**Task to carry out:** Scan the data below and pick out the lines containing the word "title".

**Exercise data:**
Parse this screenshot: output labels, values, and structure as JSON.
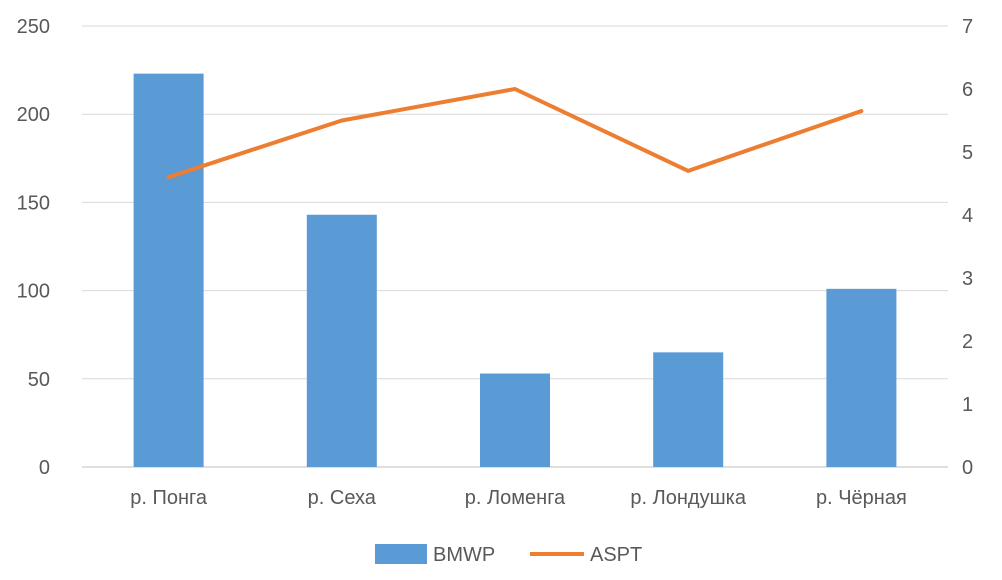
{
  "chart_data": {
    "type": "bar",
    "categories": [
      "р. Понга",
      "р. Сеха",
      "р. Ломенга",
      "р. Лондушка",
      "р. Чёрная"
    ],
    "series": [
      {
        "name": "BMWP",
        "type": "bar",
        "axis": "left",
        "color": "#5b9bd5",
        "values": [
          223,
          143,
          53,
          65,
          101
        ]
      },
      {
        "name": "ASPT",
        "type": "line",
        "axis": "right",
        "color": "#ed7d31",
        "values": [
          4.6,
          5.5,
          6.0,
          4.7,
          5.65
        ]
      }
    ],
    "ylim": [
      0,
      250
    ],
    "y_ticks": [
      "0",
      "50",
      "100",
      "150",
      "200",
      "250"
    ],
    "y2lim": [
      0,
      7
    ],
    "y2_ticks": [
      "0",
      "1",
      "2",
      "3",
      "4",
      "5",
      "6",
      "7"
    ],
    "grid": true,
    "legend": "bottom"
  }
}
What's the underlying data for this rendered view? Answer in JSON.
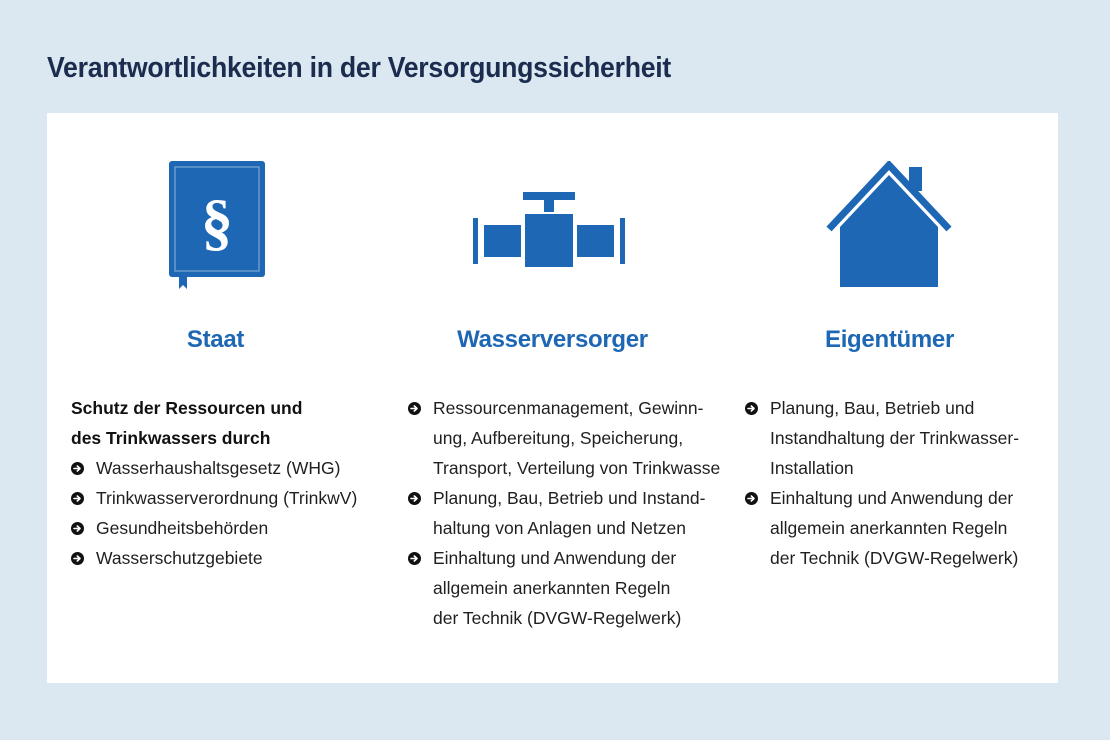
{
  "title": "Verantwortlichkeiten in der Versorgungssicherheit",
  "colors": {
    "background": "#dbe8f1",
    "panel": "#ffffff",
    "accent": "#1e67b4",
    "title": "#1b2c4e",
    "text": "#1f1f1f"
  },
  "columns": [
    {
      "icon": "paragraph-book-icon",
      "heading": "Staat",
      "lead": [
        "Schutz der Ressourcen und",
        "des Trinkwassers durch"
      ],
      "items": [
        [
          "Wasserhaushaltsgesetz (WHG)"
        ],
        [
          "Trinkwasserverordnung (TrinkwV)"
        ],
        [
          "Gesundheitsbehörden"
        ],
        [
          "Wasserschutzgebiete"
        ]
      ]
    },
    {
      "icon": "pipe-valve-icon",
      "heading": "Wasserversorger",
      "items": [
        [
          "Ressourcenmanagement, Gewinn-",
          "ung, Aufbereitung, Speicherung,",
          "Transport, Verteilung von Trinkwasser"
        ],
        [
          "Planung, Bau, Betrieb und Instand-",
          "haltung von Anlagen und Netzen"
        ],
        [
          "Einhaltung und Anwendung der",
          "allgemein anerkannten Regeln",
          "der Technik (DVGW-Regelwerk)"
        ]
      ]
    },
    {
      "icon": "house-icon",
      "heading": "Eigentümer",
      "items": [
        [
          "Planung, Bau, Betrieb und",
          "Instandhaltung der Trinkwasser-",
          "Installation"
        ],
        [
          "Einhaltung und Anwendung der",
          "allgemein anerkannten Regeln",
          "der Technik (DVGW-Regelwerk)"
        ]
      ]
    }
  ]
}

**Answer to the exercise:**
  "title": "Verantwortlichkeiten in der Versorgungssicherheit",
    "title": "#1b2c4e",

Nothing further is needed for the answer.